Each entry below must be repeated exactly, with pictures left out.
====== Exercise data ======
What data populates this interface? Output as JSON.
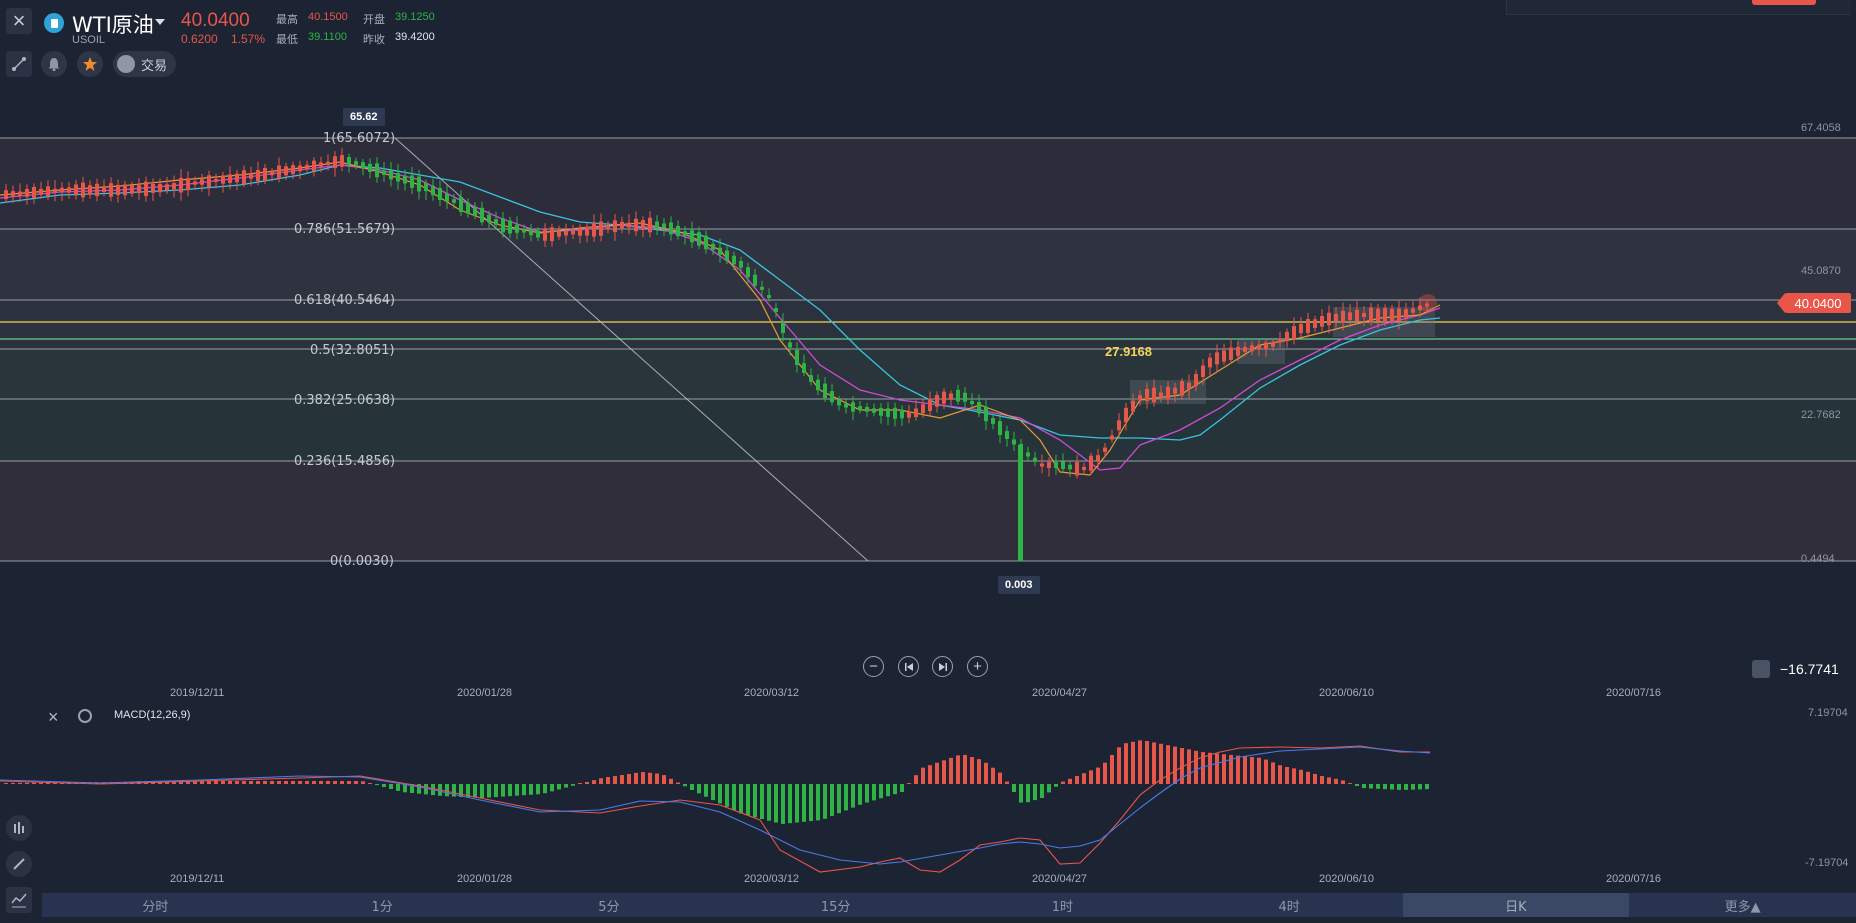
{
  "header": {
    "symbol_name": "WTI原油",
    "symbol_code": "USOIL",
    "last_price": "40.0400",
    "change": "0.6200",
    "change_pct": "1.57%",
    "high_label": "最高",
    "high_value": "40.1500",
    "open_label": "开盘",
    "open_value": "39.1250",
    "low_label": "最低",
    "low_value": "39.1100",
    "prev_close_label": "昨收",
    "prev_close_value": "39.4200"
  },
  "toolbar": {
    "trade_label": "交易",
    "icons": [
      "close-icon",
      "draw-tool-icon",
      "bell-icon",
      "star-icon",
      "trade-icon"
    ]
  },
  "chart_data": [
    {
      "type": "candlestick",
      "title": "WTI原油",
      "fib_levels": [
        {
          "label": "1(65.6072)",
          "value": 65.6072
        },
        {
          "label": "0.786(51.5679)",
          "value": 51.5679
        },
        {
          "label": "0.618(40.5464)",
          "value": 40.5464
        },
        {
          "label": "0.5(32.8051)",
          "value": 32.8051
        },
        {
          "label": "0.382(25.0638)",
          "value": 25.0638
        },
        {
          "label": "0.236(15.4856)",
          "value": 15.4856
        },
        {
          "label": "0(0.0030)",
          "value": 0.003
        }
      ],
      "right_axis": [
        "67.4058",
        "45.0870",
        "22.7682",
        "0.4494"
      ],
      "x_ticks": [
        "2019/12/11",
        "2020/01/28",
        "2020/03/12",
        "2020/04/27",
        "2020/06/10",
        "2020/07/16"
      ],
      "annotations": {
        "high": "65.62",
        "low": "0.003",
        "mid": "27.9168"
      },
      "last_price": "40.0400",
      "alarm_value": "−16.7741",
      "ylim": [
        0.4494,
        67.4058
      ]
    },
    {
      "type": "bar",
      "title": "MACD(12,26,9)",
      "right_axis": [
        "7.19704",
        "-7.19704"
      ],
      "x_ticks": [
        "2019/12/11",
        "2020/01/28",
        "2020/03/12",
        "2020/04/27",
        "2020/06/10",
        "2020/07/16"
      ],
      "ylim": [
        -7.19704,
        7.19704
      ]
    }
  ],
  "timeframes": [
    "分时",
    "1分",
    "5分",
    "15分",
    "1时",
    "4时",
    "日K",
    "更多▲"
  ],
  "active_timeframe": "日K",
  "colors": {
    "up": "#e8564a",
    "down": "#2fb344",
    "bg": "#1c2333"
  }
}
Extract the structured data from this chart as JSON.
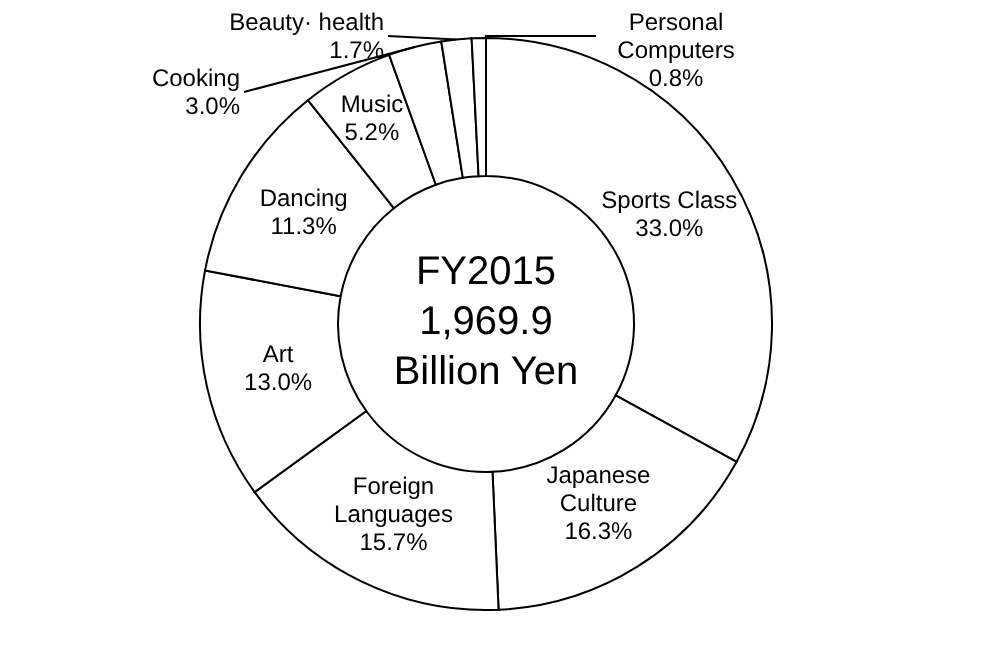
======
* [Solved problem]:
What data populates this interface? Output as JSON.
{
  "header": {
    "symbol_name": "WTI原油",
    "symbol_code": "USOIL",
    "last_price": "40.0400",
    "change": "0.6200",
    "change_pct": "1.57%",
    "high_label": "最高",
    "high_value": "40.1500",
    "open_label": "开盘",
    "open_value": "39.1250",
    "low_label": "最低",
    "low_value": "39.1100",
    "prev_close_label": "昨收",
    "prev_close_value": "39.4200"
  },
  "toolbar": {
    "trade_label": "交易",
    "icons": [
      "close-icon",
      "draw-tool-icon",
      "bell-icon",
      "star-icon",
      "trade-icon"
    ]
  },
  "chart_data": [
    {
      "type": "candlestick",
      "title": "WTI原油",
      "fib_levels": [
        {
          "label": "1(65.6072)",
          "value": 65.6072
        },
        {
          "label": "0.786(51.5679)",
          "value": 51.5679
        },
        {
          "label": "0.618(40.5464)",
          "value": 40.5464
        },
        {
          "label": "0.5(32.8051)",
          "value": 32.8051
        },
        {
          "label": "0.382(25.0638)",
          "value": 25.0638
        },
        {
          "label": "0.236(15.4856)",
          "value": 15.4856
        },
        {
          "label": "0(0.0030)",
          "value": 0.003
        }
      ],
      "right_axis": [
        "67.4058",
        "45.0870",
        "22.7682",
        "0.4494"
      ],
      "x_ticks": [
        "2019/12/11",
        "2020/01/28",
        "2020/03/12",
        "2020/04/27",
        "2020/06/10",
        "2020/07/16"
      ],
      "annotations": {
        "high": "65.62",
        "low": "0.003",
        "mid": "27.9168"
      },
      "last_price": "40.0400",
      "alarm_value": "−16.7741",
      "ylim": [
        0.4494,
        67.4058
      ]
    },
    {
      "type": "bar",
      "title": "MACD(12,26,9)",
      "right_axis": [
        "7.19704",
        "-7.19704"
      ],
      "x_ticks": [
        "2019/12/11",
        "2020/01/28",
        "2020/03/12",
        "2020/04/27",
        "2020/06/10",
        "2020/07/16"
      ],
      "ylim": [
        -7.19704,
        7.19704
      ]
    }
  ],
  "timeframes": [
    "分时",
    "1分",
    "5分",
    "15分",
    "1时",
    "4时",
    "日K",
    "更多▲"
  ],
  "active_timeframe": "日K",
  "colors": {
    "up": "#e8564a",
    "down": "#2fb344",
    "bg": "#1c2333"
  }
}
Extract the structured data from this chart as JSON.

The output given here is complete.